- **Do this**
Every entry that follows should be repeated exactly; drop the images.

- **Data for this exercise**
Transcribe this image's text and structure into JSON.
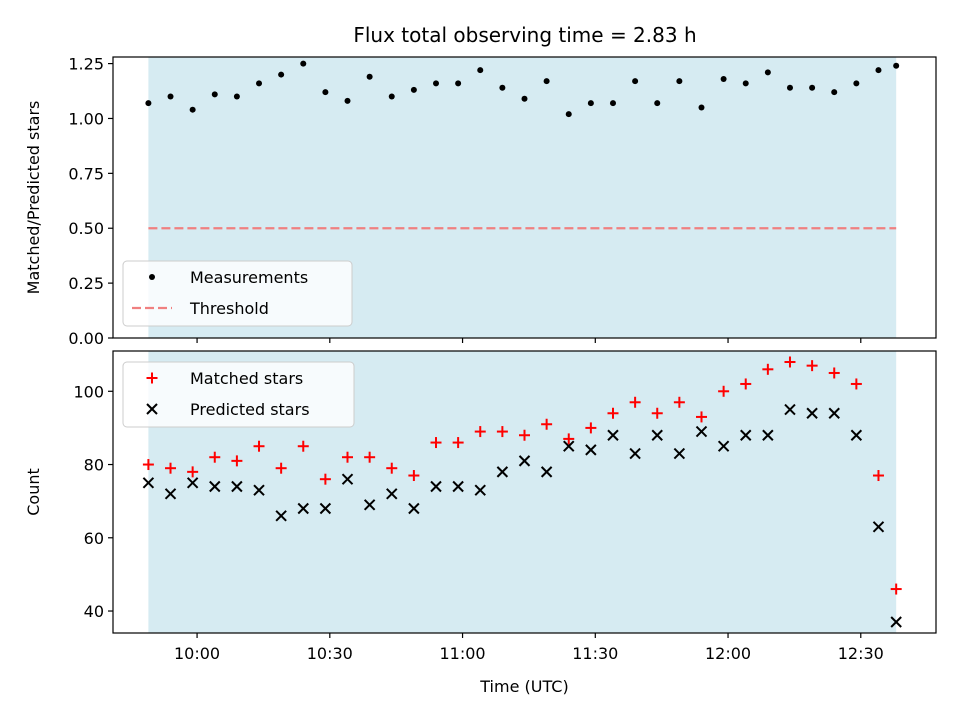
{
  "title": "Flux total observing time = 2.83 h",
  "colors": {
    "band": "#add8e6",
    "measurement": "#000000",
    "threshold": "#f08080",
    "matched": "#ff0000",
    "predicted": "#000000"
  },
  "chart_data": [
    {
      "type": "scatter",
      "ylabel": "Matched/Predicted stars",
      "ylim": [
        0,
        1.28
      ],
      "yticks": [
        0.0,
        0.25,
        0.5,
        0.75,
        1.0,
        1.25
      ],
      "ytick_labels": [
        "0.00",
        "0.25",
        "0.50",
        "0.75",
        "1.00",
        "1.25"
      ],
      "xlim": [
        "09:41",
        "12:47"
      ],
      "xticks": [
        "10:00",
        "10:30",
        "11:00",
        "11:30",
        "12:00",
        "12:30"
      ],
      "xtick_labels": [
        "",
        "",
        "",
        "",
        "",
        ""
      ],
      "shaded_span": [
        "09:49",
        "12:38"
      ],
      "legend": {
        "position": "lower-left",
        "entries": [
          "Measurements",
          "Threshold"
        ]
      },
      "threshold": {
        "name": "Threshold",
        "y": 0.5
      },
      "series": [
        {
          "name": "Measurements",
          "marker": "dot",
          "x": [
            "09:49",
            "09:54",
            "09:59",
            "10:04",
            "10:09",
            "10:14",
            "10:19",
            "10:24",
            "10:29",
            "10:34",
            "10:39",
            "10:44",
            "10:49",
            "10:54",
            "10:59",
            "11:04",
            "11:09",
            "11:14",
            "11:19",
            "11:24",
            "11:29",
            "11:34",
            "11:39",
            "11:44",
            "11:49",
            "11:54",
            "11:59",
            "12:04",
            "12:09",
            "12:14",
            "12:19",
            "12:24",
            "12:29",
            "12:34",
            "12:38"
          ],
          "y": [
            1.07,
            1.1,
            1.04,
            1.11,
            1.1,
            1.16,
            1.2,
            1.25,
            1.12,
            1.08,
            1.19,
            1.1,
            1.13,
            1.16,
            1.16,
            1.22,
            1.14,
            1.09,
            1.17,
            1.02,
            1.07,
            1.07,
            1.17,
            1.07,
            1.17,
            1.05,
            1.18,
            1.16,
            1.21,
            1.14,
            1.14,
            1.12,
            1.16,
            1.22,
            1.24
          ]
        }
      ]
    },
    {
      "type": "scatter",
      "ylabel": "Count",
      "xlabel": "Time (UTC)",
      "ylim": [
        34,
        111
      ],
      "yticks": [
        40,
        60,
        80,
        100
      ],
      "ytick_labels": [
        "40",
        "60",
        "80",
        "100"
      ],
      "xlim": [
        "09:41",
        "12:47"
      ],
      "xticks": [
        "10:00",
        "10:30",
        "11:00",
        "11:30",
        "12:00",
        "12:30"
      ],
      "xtick_labels": [
        "10:00",
        "10:30",
        "11:00",
        "11:30",
        "12:00",
        "12:30"
      ],
      "shaded_span": [
        "09:49",
        "12:38"
      ],
      "legend": {
        "position": "upper-left",
        "entries": [
          "Matched stars",
          "Predicted stars"
        ]
      },
      "series": [
        {
          "name": "Matched stars",
          "marker": "plus",
          "x": [
            "09:49",
            "09:54",
            "09:59",
            "10:04",
            "10:09",
            "10:14",
            "10:19",
            "10:24",
            "10:29",
            "10:34",
            "10:39",
            "10:44",
            "10:49",
            "10:54",
            "10:59",
            "11:04",
            "11:09",
            "11:14",
            "11:19",
            "11:24",
            "11:29",
            "11:34",
            "11:39",
            "11:44",
            "11:49",
            "11:54",
            "11:59",
            "12:04",
            "12:09",
            "12:14",
            "12:19",
            "12:24",
            "12:29",
            "12:34",
            "12:38"
          ],
          "y": [
            80,
            79,
            78,
            82,
            81,
            85,
            79,
            85,
            76,
            82,
            82,
            79,
            77,
            86,
            86,
            89,
            89,
            88,
            91,
            87,
            90,
            94,
            97,
            94,
            97,
            93,
            100,
            102,
            106,
            108,
            107,
            105,
            102,
            77,
            46
          ]
        },
        {
          "name": "Predicted stars",
          "marker": "x",
          "x": [
            "09:49",
            "09:54",
            "09:59",
            "10:04",
            "10:09",
            "10:14",
            "10:19",
            "10:24",
            "10:29",
            "10:34",
            "10:39",
            "10:44",
            "10:49",
            "10:54",
            "10:59",
            "11:04",
            "11:09",
            "11:14",
            "11:19",
            "11:24",
            "11:29",
            "11:34",
            "11:39",
            "11:44",
            "11:49",
            "11:54",
            "11:59",
            "12:04",
            "12:09",
            "12:14",
            "12:19",
            "12:24",
            "12:29",
            "12:34",
            "12:38"
          ],
          "y": [
            75,
            72,
            75,
            74,
            74,
            73,
            66,
            68,
            68,
            76,
            69,
            72,
            68,
            74,
            74,
            73,
            78,
            81,
            78,
            85,
            84,
            88,
            83,
            88,
            83,
            89,
            85,
            88,
            88,
            95,
            94,
            94,
            88,
            63,
            37
          ]
        }
      ]
    }
  ]
}
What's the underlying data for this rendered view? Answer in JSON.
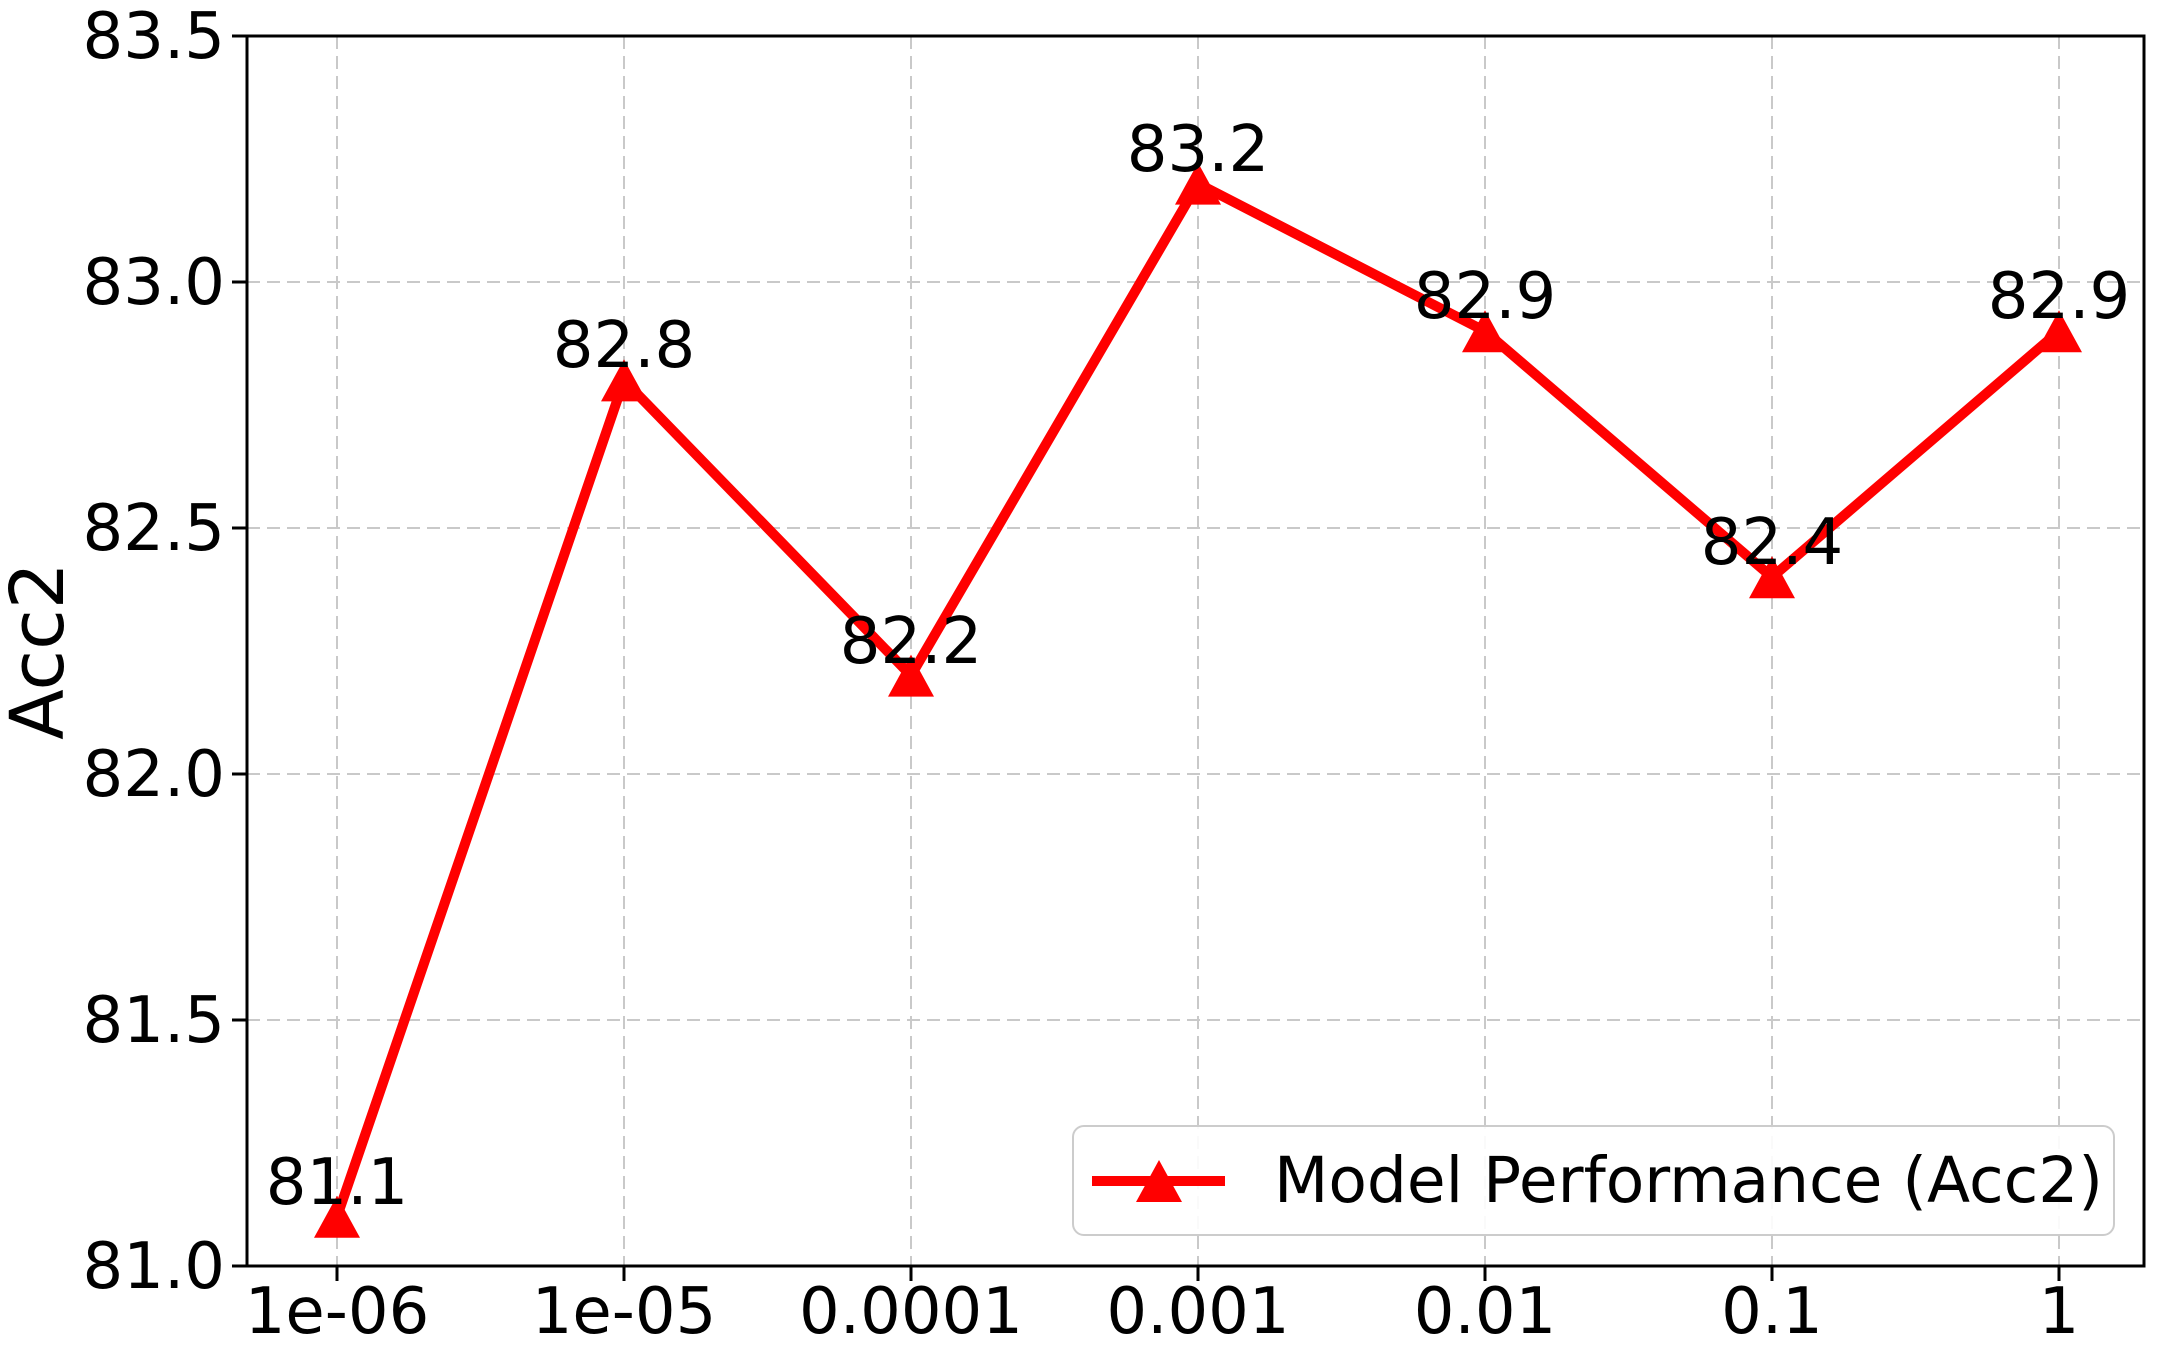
{
  "chart_data": {
    "type": "line",
    "title": "",
    "xlabel": "",
    "ylabel": "Acc2",
    "x_scale": "log",
    "x": [
      1e-06,
      1e-05,
      0.0001,
      0.001,
      0.01,
      0.1,
      1
    ],
    "x_tick_labels": [
      "1e-06",
      "1e-05",
      "0.0001",
      "0.001",
      "0.01",
      "0.1",
      "1"
    ],
    "y_ticks": [
      81.0,
      81.5,
      82.0,
      82.5,
      83.0,
      83.5
    ],
    "ylim": [
      81.0,
      83.5
    ],
    "grid": true,
    "grid_style": "dashed",
    "legend_position": "lower right",
    "series": [
      {
        "name": "Model Performance (Acc2)",
        "marker": "triangle-up",
        "color": "#ff0000",
        "values": [
          81.1,
          82.8,
          82.2,
          83.2,
          82.9,
          82.4,
          82.9
        ],
        "point_labels": [
          "81.1",
          "82.8",
          "82.2",
          "83.2",
          "82.9",
          "82.4",
          "82.9"
        ]
      }
    ],
    "colors": {
      "line": "#ff0000",
      "grid": "#c9c9c9",
      "axis": "#000000",
      "text": "#000000",
      "legend_border": "#cccccc",
      "background": "#ffffff"
    }
  }
}
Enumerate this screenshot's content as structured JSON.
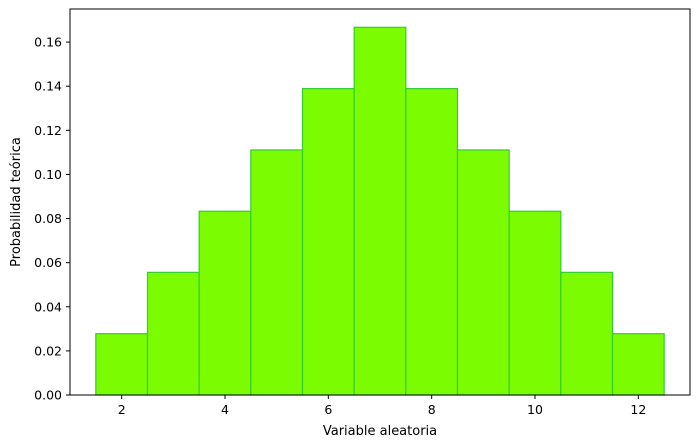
{
  "chart_data": {
    "type": "bar",
    "title": "",
    "xlabel": "Variable aleatoria",
    "ylabel": "Probabilidad teórica",
    "x": [
      2,
      3,
      4,
      5,
      6,
      7,
      8,
      9,
      10,
      11,
      12
    ],
    "values": [
      0.0278,
      0.0556,
      0.0833,
      0.1111,
      0.1389,
      0.1667,
      0.1389,
      0.1111,
      0.0833,
      0.0556,
      0.0278
    ],
    "bar_width": 1,
    "xlim": [
      1.0,
      13.0
    ],
    "ylim": [
      0,
      0.175
    ],
    "xticks": [
      2,
      4,
      6,
      8,
      10,
      12
    ],
    "xtick_labels": [
      "2",
      "4",
      "6",
      "8",
      "10",
      "12"
    ],
    "yticks": [
      0,
      0.02,
      0.04,
      0.06,
      0.08,
      0.1,
      0.12,
      0.14,
      0.16
    ],
    "ytick_labels": [
      "0.00",
      "0.02",
      "0.04",
      "0.06",
      "0.08",
      "0.10",
      "0.12",
      "0.14",
      "0.16"
    ],
    "grid": false,
    "bar_color": "#7cfc00",
    "edge_color": "#32cd32"
  }
}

- **Exercise response**
Transcribe this image's text and structure into JSON.
{
  "title": "Flux total observing time = 2.83 h",
  "colors": {
    "band": "#add8e6",
    "measurement": "#000000",
    "threshold": "#f08080",
    "matched": "#ff0000",
    "predicted": "#000000"
  },
  "chart_data": [
    {
      "type": "scatter",
      "ylabel": "Matched/Predicted stars",
      "ylim": [
        0,
        1.28
      ],
      "yticks": [
        0.0,
        0.25,
        0.5,
        0.75,
        1.0,
        1.25
      ],
      "ytick_labels": [
        "0.00",
        "0.25",
        "0.50",
        "0.75",
        "1.00",
        "1.25"
      ],
      "xlim": [
        "09:41",
        "12:47"
      ],
      "xticks": [
        "10:00",
        "10:30",
        "11:00",
        "11:30",
        "12:00",
        "12:30"
      ],
      "xtick_labels": [
        "",
        "",
        "",
        "",
        "",
        ""
      ],
      "shaded_span": [
        "09:49",
        "12:38"
      ],
      "legend": {
        "position": "lower-left",
        "entries": [
          "Measurements",
          "Threshold"
        ]
      },
      "threshold": {
        "name": "Threshold",
        "y": 0.5
      },
      "series": [
        {
          "name": "Measurements",
          "marker": "dot",
          "x": [
            "09:49",
            "09:54",
            "09:59",
            "10:04",
            "10:09",
            "10:14",
            "10:19",
            "10:24",
            "10:29",
            "10:34",
            "10:39",
            "10:44",
            "10:49",
            "10:54",
            "10:59",
            "11:04",
            "11:09",
            "11:14",
            "11:19",
            "11:24",
            "11:29",
            "11:34",
            "11:39",
            "11:44",
            "11:49",
            "11:54",
            "11:59",
            "12:04",
            "12:09",
            "12:14",
            "12:19",
            "12:24",
            "12:29",
            "12:34",
            "12:38"
          ],
          "y": [
            1.07,
            1.1,
            1.04,
            1.11,
            1.1,
            1.16,
            1.2,
            1.25,
            1.12,
            1.08,
            1.19,
            1.1,
            1.13,
            1.16,
            1.16,
            1.22,
            1.14,
            1.09,
            1.17,
            1.02,
            1.07,
            1.07,
            1.17,
            1.07,
            1.17,
            1.05,
            1.18,
            1.16,
            1.21,
            1.14,
            1.14,
            1.12,
            1.16,
            1.22,
            1.24
          ]
        }
      ]
    },
    {
      "type": "scatter",
      "ylabel": "Count",
      "xlabel": "Time (UTC)",
      "ylim": [
        34,
        111
      ],
      "yticks": [
        40,
        60,
        80,
        100
      ],
      "ytick_labels": [
        "40",
        "60",
        "80",
        "100"
      ],
      "xlim": [
        "09:41",
        "12:47"
      ],
      "xticks": [
        "10:00",
        "10:30",
        "11:00",
        "11:30",
        "12:00",
        "12:30"
      ],
      "xtick_labels": [
        "10:00",
        "10:30",
        "11:00",
        "11:30",
        "12:00",
        "12:30"
      ],
      "shaded_span": [
        "09:49",
        "12:38"
      ],
      "legend": {
        "position": "upper-left",
        "entries": [
          "Matched stars",
          "Predicted stars"
        ]
      },
      "series": [
        {
          "name": "Matched stars",
          "marker": "plus",
          "x": [
            "09:49",
            "09:54",
            "09:59",
            "10:04",
            "10:09",
            "10:14",
            "10:19",
            "10:24",
            "10:29",
            "10:34",
            "10:39",
            "10:44",
            "10:49",
            "10:54",
            "10:59",
            "11:04",
            "11:09",
            "11:14",
            "11:19",
            "11:24",
            "11:29",
            "11:34",
            "11:39",
            "11:44",
            "11:49",
            "11:54",
            "11:59",
            "12:04",
            "12:09",
            "12:14",
            "12:19",
            "12:24",
            "12:29",
            "12:34",
            "12:38"
          ],
          "y": [
            80,
            79,
            78,
            82,
            81,
            85,
            79,
            85,
            76,
            82,
            82,
            79,
            77,
            86,
            86,
            89,
            89,
            88,
            91,
            87,
            90,
            94,
            97,
            94,
            97,
            93,
            100,
            102,
            106,
            108,
            107,
            105,
            102,
            77,
            46
          ]
        },
        {
          "name": "Predicted stars",
          "marker": "x",
          "x": [
            "09:49",
            "09:54",
            "09:59",
            "10:04",
            "10:09",
            "10:14",
            "10:19",
            "10:24",
            "10:29",
            "10:34",
            "10:39",
            "10:44",
            "10:49",
            "10:54",
            "10:59",
            "11:04",
            "11:09",
            "11:14",
            "11:19",
            "11:24",
            "11:29",
            "11:34",
            "11:39",
            "11:44",
            "11:49",
            "11:54",
            "11:59",
            "12:04",
            "12:09",
            "12:14",
            "12:19",
            "12:24",
            "12:29",
            "12:34",
            "12:38"
          ],
          "y": [
            75,
            72,
            75,
            74,
            74,
            73,
            66,
            68,
            68,
            76,
            69,
            72,
            68,
            74,
            74,
            73,
            78,
            81,
            78,
            85,
            84,
            88,
            83,
            88,
            83,
            89,
            85,
            88,
            88,
            95,
            94,
            94,
            88,
            63,
            37
          ]
        }
      ]
    }
  ]
}
What's the underlying data for this rendered view? Answer in JSON.
{
  "chart_data": {
    "type": "line",
    "title": "",
    "xlabel": "",
    "ylabel": "Acc2",
    "x_scale": "log",
    "x": [
      1e-06,
      1e-05,
      0.0001,
      0.001,
      0.01,
      0.1,
      1
    ],
    "x_tick_labels": [
      "1e-06",
      "1e-05",
      "0.0001",
      "0.001",
      "0.01",
      "0.1",
      "1"
    ],
    "y_ticks": [
      81.0,
      81.5,
      82.0,
      82.5,
      83.0,
      83.5
    ],
    "ylim": [
      81.0,
      83.5
    ],
    "grid": true,
    "grid_style": "dashed",
    "legend_position": "lower right",
    "series": [
      {
        "name": "Model Performance (Acc2)",
        "marker": "triangle-up",
        "color": "#ff0000",
        "values": [
          81.1,
          82.8,
          82.2,
          83.2,
          82.9,
          82.4,
          82.9
        ],
        "point_labels": [
          "81.1",
          "82.8",
          "82.2",
          "83.2",
          "82.9",
          "82.4",
          "82.9"
        ]
      }
    ],
    "colors": {
      "line": "#ff0000",
      "grid": "#c9c9c9",
      "axis": "#000000",
      "text": "#000000",
      "legend_border": "#cccccc",
      "background": "#ffffff"
    }
  }
}
Enumerate this screenshot's content as structured JSON.
{
  "chart_data": {
    "type": "bar",
    "title": "",
    "xlabel": "Variable aleatoria",
    "ylabel": "Probabilidad teórica",
    "x": [
      2,
      3,
      4,
      5,
      6,
      7,
      8,
      9,
      10,
      11,
      12
    ],
    "values": [
      0.0278,
      0.0556,
      0.0833,
      0.1111,
      0.1389,
      0.1667,
      0.1389,
      0.1111,
      0.0833,
      0.0556,
      0.0278
    ],
    "bar_width": 1,
    "xlim": [
      1.0,
      13.0
    ],
    "ylim": [
      0,
      0.175
    ],
    "xticks": [
      2,
      4,
      6,
      8,
      10,
      12
    ],
    "xtick_labels": [
      "2",
      "4",
      "6",
      "8",
      "10",
      "12"
    ],
    "yticks": [
      0,
      0.02,
      0.04,
      0.06,
      0.08,
      0.1,
      0.12,
      0.14,
      0.16
    ],
    "ytick_labels": [
      "0.00",
      "0.02",
      "0.04",
      "0.06",
      "0.08",
      "0.10",
      "0.12",
      "0.14",
      "0.16"
    ],
    "grid": false,
    "bar_color": "#7cfc00",
    "edge_color": "#32cd32"
  }
}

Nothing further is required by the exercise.